Start of MATERIAL FOR THE TASK

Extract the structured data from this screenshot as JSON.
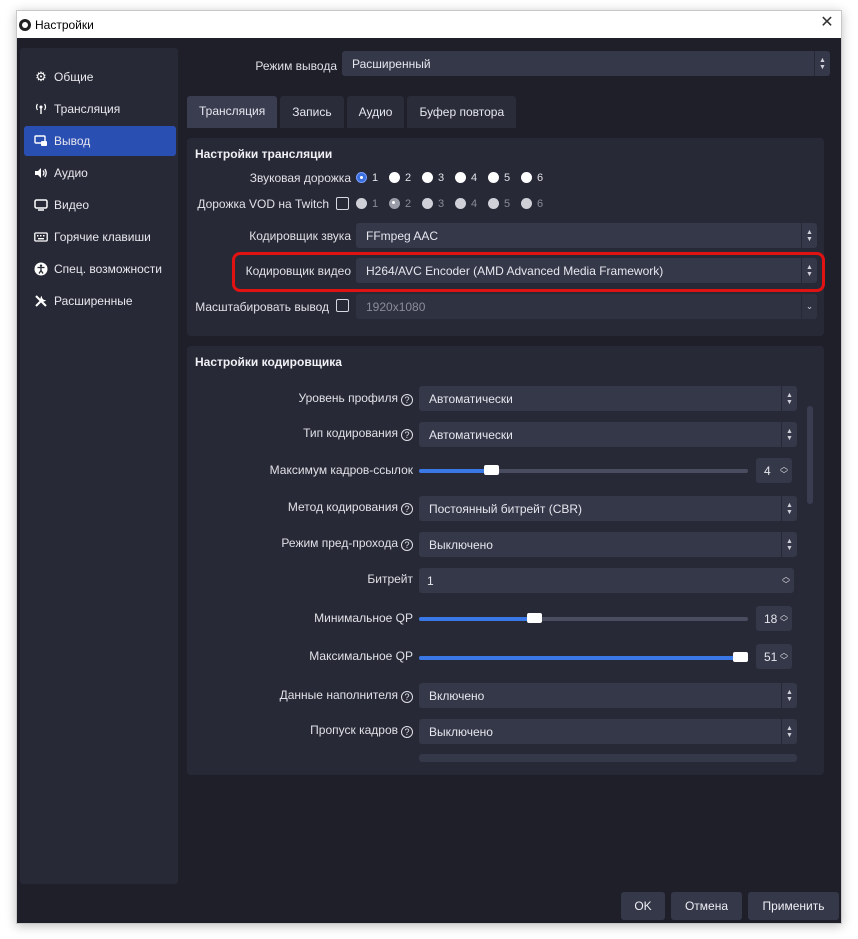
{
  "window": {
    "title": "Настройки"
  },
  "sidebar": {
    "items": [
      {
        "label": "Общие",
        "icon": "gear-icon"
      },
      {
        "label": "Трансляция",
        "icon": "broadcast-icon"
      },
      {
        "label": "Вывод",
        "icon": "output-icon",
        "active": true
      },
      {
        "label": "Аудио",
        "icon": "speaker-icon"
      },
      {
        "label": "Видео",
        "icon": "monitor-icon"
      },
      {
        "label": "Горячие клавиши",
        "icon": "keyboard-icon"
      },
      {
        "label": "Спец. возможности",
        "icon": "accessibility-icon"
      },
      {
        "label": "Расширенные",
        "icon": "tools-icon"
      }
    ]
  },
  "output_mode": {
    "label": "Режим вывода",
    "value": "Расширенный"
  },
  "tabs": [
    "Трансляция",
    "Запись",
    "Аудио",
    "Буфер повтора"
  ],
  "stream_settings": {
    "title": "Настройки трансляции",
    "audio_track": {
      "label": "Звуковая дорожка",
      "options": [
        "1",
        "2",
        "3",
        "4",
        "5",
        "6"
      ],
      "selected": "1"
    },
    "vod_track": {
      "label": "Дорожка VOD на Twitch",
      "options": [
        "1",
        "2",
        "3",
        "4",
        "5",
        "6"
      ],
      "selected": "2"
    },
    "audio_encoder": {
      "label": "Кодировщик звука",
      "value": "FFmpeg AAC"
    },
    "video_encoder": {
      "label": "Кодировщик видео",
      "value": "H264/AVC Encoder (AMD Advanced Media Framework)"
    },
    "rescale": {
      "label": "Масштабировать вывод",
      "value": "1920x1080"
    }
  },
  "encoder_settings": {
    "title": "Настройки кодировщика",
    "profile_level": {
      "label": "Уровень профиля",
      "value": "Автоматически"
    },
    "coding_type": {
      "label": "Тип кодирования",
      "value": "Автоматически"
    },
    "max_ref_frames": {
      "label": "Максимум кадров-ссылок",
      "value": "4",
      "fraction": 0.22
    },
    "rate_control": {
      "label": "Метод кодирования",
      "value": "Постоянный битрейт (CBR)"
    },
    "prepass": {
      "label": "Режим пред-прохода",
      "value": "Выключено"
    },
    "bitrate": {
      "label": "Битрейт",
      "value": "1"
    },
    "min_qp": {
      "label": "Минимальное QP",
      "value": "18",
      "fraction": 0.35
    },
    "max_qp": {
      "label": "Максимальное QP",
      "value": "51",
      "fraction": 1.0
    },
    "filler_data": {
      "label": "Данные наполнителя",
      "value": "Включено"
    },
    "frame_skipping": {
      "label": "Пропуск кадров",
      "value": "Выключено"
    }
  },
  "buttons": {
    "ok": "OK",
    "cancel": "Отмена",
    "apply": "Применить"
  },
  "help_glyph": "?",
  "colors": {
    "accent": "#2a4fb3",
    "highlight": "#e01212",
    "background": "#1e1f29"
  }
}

End of MATERIAL FOR THE TASK

▶ _STATED TASK_
Transcribe each line above verbatim, with the pictures left out.

▶ _RESULT OF THE EXERCISE_
Extract the structured data from this screenshot as JSON.
{
  "window": {
    "title": "Настройки"
  },
  "sidebar": {
    "items": [
      {
        "label": "Общие",
        "icon": "gear-icon"
      },
      {
        "label": "Трансляция",
        "icon": "broadcast-icon"
      },
      {
        "label": "Вывод",
        "icon": "output-icon",
        "active": true
      },
      {
        "label": "Аудио",
        "icon": "speaker-icon"
      },
      {
        "label": "Видео",
        "icon": "monitor-icon"
      },
      {
        "label": "Горячие клавиши",
        "icon": "keyboard-icon"
      },
      {
        "label": "Спец. возможности",
        "icon": "accessibility-icon"
      },
      {
        "label": "Расширенные",
        "icon": "tools-icon"
      }
    ]
  },
  "output_mode": {
    "label": "Режим вывода",
    "value": "Расширенный"
  },
  "tabs": [
    "Трансляция",
    "Запись",
    "Аудио",
    "Буфер повтора"
  ],
  "stream_settings": {
    "title": "Настройки трансляции",
    "audio_track": {
      "label": "Звуковая дорожка",
      "options": [
        "1",
        "2",
        "3",
        "4",
        "5",
        "6"
      ],
      "selected": "1"
    },
    "vod_track": {
      "label": "Дорожка VOD на Twitch",
      "options": [
        "1",
        "2",
        "3",
        "4",
        "5",
        "6"
      ],
      "selected": "2"
    },
    "audio_encoder": {
      "label": "Кодировщик звука",
      "value": "FFmpeg AAC"
    },
    "video_encoder": {
      "label": "Кодировщик видео",
      "value": "H264/AVC Encoder (AMD Advanced Media Framework)"
    },
    "rescale": {
      "label": "Масштабировать вывод",
      "value": "1920x1080"
    }
  },
  "encoder_settings": {
    "title": "Настройки кодировщика",
    "profile_level": {
      "label": "Уровень профиля",
      "value": "Автоматически"
    },
    "coding_type": {
      "label": "Тип кодирования",
      "value": "Автоматически"
    },
    "max_ref_frames": {
      "label": "Максимум кадров-ссылок",
      "value": "4",
      "fraction": 0.22
    },
    "rate_control": {
      "label": "Метод кодирования",
      "value": "Постоянный битрейт (CBR)"
    },
    "prepass": {
      "label": "Режим пред-прохода",
      "value": "Выключено"
    },
    "bitrate": {
      "label": "Битрейт",
      "value": "1"
    },
    "min_qp": {
      "label": "Минимальное QP",
      "value": "18",
      "fraction": 0.35
    },
    "max_qp": {
      "label": "Максимальное QP",
      "value": "51",
      "fraction": 1.0
    },
    "filler_data": {
      "label": "Данные наполнителя",
      "value": "Включено"
    },
    "frame_skipping": {
      "label": "Пропуск кадров",
      "value": "Выключено"
    }
  },
  "buttons": {
    "ok": "OK",
    "cancel": "Отмена",
    "apply": "Применить"
  },
  "help_glyph": "?",
  "colors": {
    "accent": "#2a4fb3",
    "highlight": "#e01212",
    "background": "#1e1f29"
  }
}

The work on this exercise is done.